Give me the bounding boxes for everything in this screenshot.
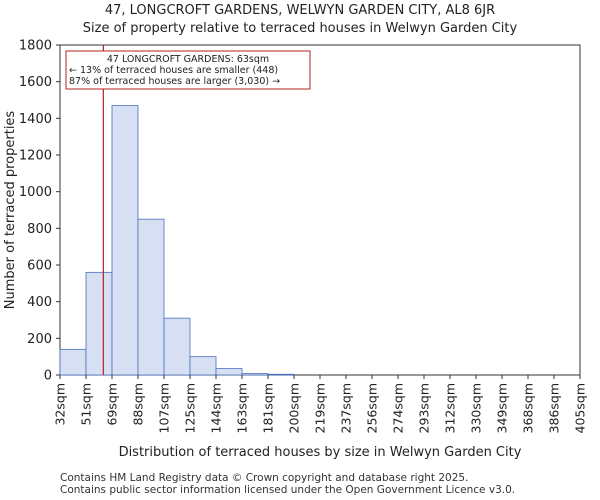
x-tick-label: 405sqm (573, 383, 588, 433)
y-tick-label: 1600 (19, 75, 52, 90)
y-tick-label: 1400 (19, 112, 52, 127)
x-tick-label: 144sqm (209, 383, 224, 433)
annotation-line: ← 13% of terraced houses are smaller (44… (69, 65, 278, 76)
y-tick-label: 1000 (19, 185, 52, 200)
annotation-box (65, 50, 311, 90)
chart-subtitle: Size of property relative to terraced ho… (82, 21, 518, 36)
footer-copyright: Contains HM Land Registry data © Crown c… (60, 472, 469, 484)
x-tick-label: 368sqm (521, 383, 536, 433)
x-tick-label: 181sqm (261, 383, 276, 433)
y-tick-label: 800 (27, 222, 52, 237)
footer-licence: Contains public sector information licen… (60, 484, 516, 496)
annotation-line: 47 LONGCROFT GARDENS: 63sqm (107, 54, 269, 65)
annotation-line: 87% of terraced houses are larger (3,030… (69, 76, 280, 87)
x-tick-label: 51sqm (79, 383, 94, 426)
x-tick-label: 274sqm (391, 383, 406, 433)
histogram-bar (215, 368, 243, 376)
x-axis-label: Distribution of terraced houses by size … (119, 445, 522, 460)
histogram-bar (163, 317, 191, 376)
histogram-bar (189, 356, 217, 376)
y-tick-label: 0 (44, 369, 52, 384)
x-tick-label: 125sqm (183, 383, 198, 433)
y-axis-label: Number of terraced properties (3, 111, 18, 310)
histogram-bar (267, 373, 295, 376)
x-tick-label: 88sqm (131, 383, 146, 426)
y-tick-label: 600 (27, 259, 52, 274)
x-tick-label: 386sqm (547, 383, 562, 433)
x-tick-label: 69sqm (105, 383, 120, 426)
chart-title: 47, LONGCROFT GARDENS, WELWYN GARDEN CIT… (104, 3, 496, 18)
x-tick-label: 330sqm (469, 383, 484, 433)
x-tick-label: 237sqm (339, 383, 354, 433)
x-tick-label: 163sqm (235, 383, 250, 433)
histogram-bar (241, 373, 269, 376)
y-tick-label: 1200 (19, 149, 52, 164)
x-tick-label: 219sqm (313, 383, 328, 433)
x-tick-label: 256sqm (365, 383, 380, 433)
x-tick-label: 293sqm (417, 383, 432, 433)
histogram-bar (137, 218, 165, 376)
x-tick-label: 349sqm (495, 383, 510, 433)
y-tick-label: 1800 (19, 39, 52, 54)
y-tick-label: 200 (27, 332, 52, 347)
histogram-bar (85, 271, 113, 376)
histogram-bar (59, 348, 87, 376)
y-tick-label: 400 (27, 295, 52, 310)
x-tick-label: 312sqm (443, 383, 458, 433)
x-tick-label: 200sqm (287, 383, 302, 433)
histogram-bar (111, 105, 139, 376)
x-tick-label: 32sqm (53, 383, 68, 426)
x-tick-label: 107sqm (157, 383, 172, 433)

To be done =>
Extract every line of the items above verbatim, leaving the pictures out.

Solution to this exercise =>
Give me the bounding boxes for everything in this screenshot.
x-tick-label: 405sqm (573, 383, 588, 433)
y-tick-label: 1600 (19, 75, 52, 90)
y-tick-label: 1400 (19, 112, 52, 127)
x-tick-label: 144sqm (209, 383, 224, 433)
annotation-line: ← 13% of terraced houses are smaller (44… (69, 65, 278, 76)
y-tick-label: 1000 (19, 185, 52, 200)
annotation-box (65, 50, 311, 90)
chart-subtitle: Size of property relative to terraced ho… (82, 21, 518, 36)
footer-copyright: Contains HM Land Registry data © Crown c… (60, 472, 469, 484)
x-tick-label: 368sqm (521, 383, 536, 433)
x-tick-label: 181sqm (261, 383, 276, 433)
y-tick-label: 800 (27, 222, 52, 237)
footer-licence: Contains public sector information licen… (60, 484, 516, 496)
annotation-line: 47 LONGCROFT GARDENS: 63sqm (107, 54, 269, 65)
annotation-line: 87% of terraced houses are larger (3,030… (69, 76, 280, 87)
x-tick-label: 51sqm (79, 383, 94, 426)
x-tick-label: 274sqm (391, 383, 406, 433)
histogram-bar (215, 368, 243, 376)
x-axis-label: Distribution of terraced houses by size … (119, 445, 522, 460)
histogram-bar (163, 317, 191, 376)
histogram-bar (189, 356, 217, 376)
y-tick-label: 0 (44, 369, 52, 384)
x-tick-label: 125sqm (183, 383, 198, 433)
y-axis-label: Number of terraced properties (3, 111, 18, 310)
histogram-bar (267, 373, 295, 376)
x-tick-label: 88sqm (131, 383, 146, 426)
y-tick-label: 600 (27, 259, 52, 274)
x-tick-label: 386sqm (547, 383, 562, 433)
x-tick-label: 69sqm (105, 383, 120, 426)
chart-title: 47, LONGCROFT GARDENS, WELWYN GARDEN CIT… (104, 3, 496, 18)
x-tick-label: 330sqm (469, 383, 484, 433)
x-tick-label: 237sqm (339, 383, 354, 433)
x-tick-label: 163sqm (235, 383, 250, 433)
histogram-bar (241, 373, 269, 376)
y-tick-label: 1200 (19, 149, 52, 164)
x-tick-label: 219sqm (313, 383, 328, 433)
x-tick-label: 256sqm (365, 383, 380, 433)
x-tick-label: 293sqm (417, 383, 432, 433)
histogram-bar (137, 218, 165, 376)
x-tick-label: 349sqm (495, 383, 510, 433)
y-tick-label: 1800 (19, 39, 52, 54)
y-tick-label: 200 (27, 332, 52, 347)
histogram-bar (85, 271, 113, 376)
histogram-bar (59, 348, 87, 376)
y-tick-label: 400 (27, 295, 52, 310)
x-tick-label: 312sqm (443, 383, 458, 433)
x-tick-label: 200sqm (287, 383, 302, 433)
histogram-bar (111, 105, 139, 376)
x-tick-label: 32sqm (53, 383, 68, 426)
x-tick-label: 107sqm (157, 383, 172, 433)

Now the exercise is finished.